**Отрывок текста**:
------------------------
Поразительно, что, видев столько на сцене «старых чиновников Николаевского времени» (у Островского и друг.), русские пропустили, что Спенсер похож на всех их. А его «Синтетическая философия» повторяет разграфленный аккуратно на «отделения» и «столоначальничества» департамент. И весь он был только директор департамента, с претензиями на революцию.
В VII-м классе гимназии, читая его «О воспитании умственном, нравственном» и еще каком-то, я был (гимназистом!!) поражен глупостью автора, – и не глупостью отдельных мыслей его, а – тона, так сказать – самой души авторской. Он с первой же страницы как бы читает лекцию какой-то глупой, воображаемой им мамаше, хотя я убежден, что все английские леди гораздо умнее его. Эту мамашу он наделяет всеми глупыми качествами, какие вообразил себе, т. е какие есть у него и каких вовсе нет у англичанок. Ей он читает наставления, подняв кверху указательный перст.
------------------------
**Что сделать**:
1 - Переведите на английский язык предложение из отрывка о Спенсере: «Ей он читает наставления, подняв кверху указательный перст».
2 - В каком классе гимназии была прочитана книга Спенсера «О воспитании умственном, нравственном», по словам отрывка о Спенсере?
3 - Воспроизведите дословно часть отрывка о Спенсере, начиная со слов «Поразительно, что, видев» и заканчивая словами «претензиями на революцию.».
Эти данные взяты из другого источника.

**Исходные данные**:
------------------------
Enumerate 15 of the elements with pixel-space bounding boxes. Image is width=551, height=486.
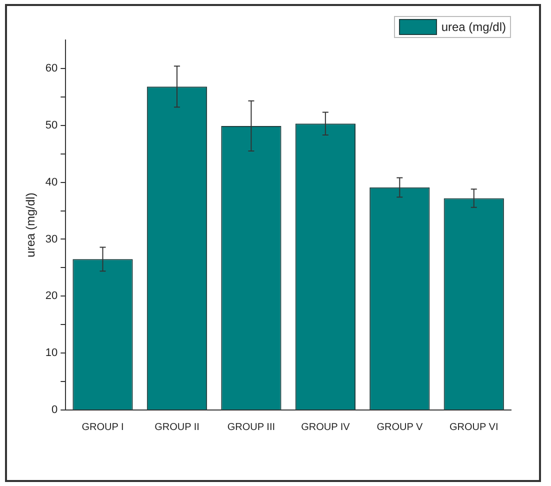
------------------------
**Ответы по заданиям**:
1 - He lectures her with his index finger raised aloft.

2 - В VII-м классе гимназии.

3 -
Поразительно, что, видев столько на сцене «старых чиновников Николаевского времени» (у Островского и друг.), русские пропустили, что Спенсер похож на всех их. А его «Синтетическая философия» повторяет разграфленный аккуратно на «отделения» и «столоначальничества» департамент. И весь он был только директор департамента, с претензиями на революцию.